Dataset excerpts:
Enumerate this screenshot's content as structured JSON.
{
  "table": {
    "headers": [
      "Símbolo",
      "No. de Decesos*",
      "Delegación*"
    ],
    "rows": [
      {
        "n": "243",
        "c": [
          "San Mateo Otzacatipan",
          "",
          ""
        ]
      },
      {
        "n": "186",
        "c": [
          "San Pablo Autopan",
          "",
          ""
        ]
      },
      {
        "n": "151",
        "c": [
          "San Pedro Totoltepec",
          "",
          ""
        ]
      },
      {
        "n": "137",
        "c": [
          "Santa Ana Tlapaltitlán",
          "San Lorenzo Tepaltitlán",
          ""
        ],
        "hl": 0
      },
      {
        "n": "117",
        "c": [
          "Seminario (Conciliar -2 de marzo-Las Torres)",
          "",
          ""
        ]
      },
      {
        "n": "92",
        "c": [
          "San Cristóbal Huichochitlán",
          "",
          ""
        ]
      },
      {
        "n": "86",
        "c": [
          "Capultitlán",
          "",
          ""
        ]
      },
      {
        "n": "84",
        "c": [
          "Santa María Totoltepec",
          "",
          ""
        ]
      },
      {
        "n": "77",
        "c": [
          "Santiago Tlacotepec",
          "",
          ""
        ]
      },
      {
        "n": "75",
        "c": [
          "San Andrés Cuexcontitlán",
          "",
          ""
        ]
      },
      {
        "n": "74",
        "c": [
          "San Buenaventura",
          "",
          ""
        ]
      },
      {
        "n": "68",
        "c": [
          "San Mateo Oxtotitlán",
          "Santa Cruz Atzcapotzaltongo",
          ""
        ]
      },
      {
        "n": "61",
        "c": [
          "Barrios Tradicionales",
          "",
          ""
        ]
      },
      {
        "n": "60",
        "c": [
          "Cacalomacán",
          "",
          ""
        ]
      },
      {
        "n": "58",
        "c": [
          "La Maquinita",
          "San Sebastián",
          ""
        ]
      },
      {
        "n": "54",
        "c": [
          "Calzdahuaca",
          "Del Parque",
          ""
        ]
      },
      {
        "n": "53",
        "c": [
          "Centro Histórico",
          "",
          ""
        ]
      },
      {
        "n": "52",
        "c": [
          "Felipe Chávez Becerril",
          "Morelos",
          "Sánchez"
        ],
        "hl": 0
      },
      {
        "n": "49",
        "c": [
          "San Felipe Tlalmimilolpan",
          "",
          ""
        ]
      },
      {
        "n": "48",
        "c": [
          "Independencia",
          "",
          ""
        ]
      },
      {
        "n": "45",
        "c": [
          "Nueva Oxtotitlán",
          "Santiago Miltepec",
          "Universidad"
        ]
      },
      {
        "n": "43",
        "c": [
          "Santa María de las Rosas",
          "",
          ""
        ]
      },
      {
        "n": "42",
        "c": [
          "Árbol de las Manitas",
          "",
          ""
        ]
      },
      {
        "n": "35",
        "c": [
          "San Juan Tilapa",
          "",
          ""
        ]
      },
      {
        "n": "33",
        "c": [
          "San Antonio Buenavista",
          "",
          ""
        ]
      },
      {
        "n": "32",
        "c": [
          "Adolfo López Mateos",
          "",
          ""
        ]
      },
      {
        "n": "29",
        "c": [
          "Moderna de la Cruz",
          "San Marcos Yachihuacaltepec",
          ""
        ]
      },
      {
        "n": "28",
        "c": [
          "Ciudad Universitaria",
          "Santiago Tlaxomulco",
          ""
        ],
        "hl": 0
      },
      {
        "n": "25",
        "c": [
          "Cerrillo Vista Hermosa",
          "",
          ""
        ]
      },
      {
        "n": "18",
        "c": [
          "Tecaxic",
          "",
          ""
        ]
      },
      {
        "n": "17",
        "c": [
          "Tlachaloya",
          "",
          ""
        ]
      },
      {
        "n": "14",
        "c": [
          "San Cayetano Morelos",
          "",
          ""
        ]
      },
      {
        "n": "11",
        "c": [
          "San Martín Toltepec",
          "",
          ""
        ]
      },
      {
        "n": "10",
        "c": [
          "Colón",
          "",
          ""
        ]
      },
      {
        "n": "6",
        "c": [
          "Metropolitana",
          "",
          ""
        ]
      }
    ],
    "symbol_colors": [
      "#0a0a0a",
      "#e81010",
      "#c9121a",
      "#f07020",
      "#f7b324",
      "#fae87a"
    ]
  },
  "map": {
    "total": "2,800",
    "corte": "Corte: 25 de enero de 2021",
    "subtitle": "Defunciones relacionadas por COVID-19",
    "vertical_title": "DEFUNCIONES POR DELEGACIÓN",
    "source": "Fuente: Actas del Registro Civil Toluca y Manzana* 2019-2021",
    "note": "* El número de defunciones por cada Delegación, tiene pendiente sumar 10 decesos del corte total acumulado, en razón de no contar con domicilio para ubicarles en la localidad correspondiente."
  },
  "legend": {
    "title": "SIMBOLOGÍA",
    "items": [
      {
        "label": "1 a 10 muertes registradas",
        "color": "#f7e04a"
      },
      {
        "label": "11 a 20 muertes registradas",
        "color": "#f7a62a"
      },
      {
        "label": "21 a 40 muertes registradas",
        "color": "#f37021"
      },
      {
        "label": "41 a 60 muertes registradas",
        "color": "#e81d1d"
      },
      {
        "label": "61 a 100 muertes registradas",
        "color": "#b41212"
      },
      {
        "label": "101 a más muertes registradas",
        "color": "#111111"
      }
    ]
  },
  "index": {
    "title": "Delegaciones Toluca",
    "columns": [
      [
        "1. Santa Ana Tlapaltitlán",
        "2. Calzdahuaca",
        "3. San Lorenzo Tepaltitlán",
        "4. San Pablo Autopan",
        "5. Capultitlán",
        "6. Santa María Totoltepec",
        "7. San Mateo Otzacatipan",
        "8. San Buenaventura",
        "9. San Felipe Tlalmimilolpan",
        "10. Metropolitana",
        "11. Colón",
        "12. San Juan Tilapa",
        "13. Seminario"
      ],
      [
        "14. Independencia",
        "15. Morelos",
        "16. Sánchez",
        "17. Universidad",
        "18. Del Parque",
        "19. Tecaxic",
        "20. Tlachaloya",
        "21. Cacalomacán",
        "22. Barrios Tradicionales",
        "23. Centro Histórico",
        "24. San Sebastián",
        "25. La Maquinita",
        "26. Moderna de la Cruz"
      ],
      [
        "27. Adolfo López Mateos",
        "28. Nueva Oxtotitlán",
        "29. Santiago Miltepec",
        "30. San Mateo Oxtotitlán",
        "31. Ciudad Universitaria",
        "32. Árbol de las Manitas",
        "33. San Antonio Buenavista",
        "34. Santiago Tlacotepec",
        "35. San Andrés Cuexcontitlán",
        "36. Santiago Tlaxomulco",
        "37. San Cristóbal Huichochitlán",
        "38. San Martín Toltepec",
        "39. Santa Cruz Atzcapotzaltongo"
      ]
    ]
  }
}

• **WHAT THIS TASK INVOLVES**:
Provide the count, and nothing else, of lines in the data above where the word "Manitas" occurs.

• **EXERCISE RESPONSE**:
2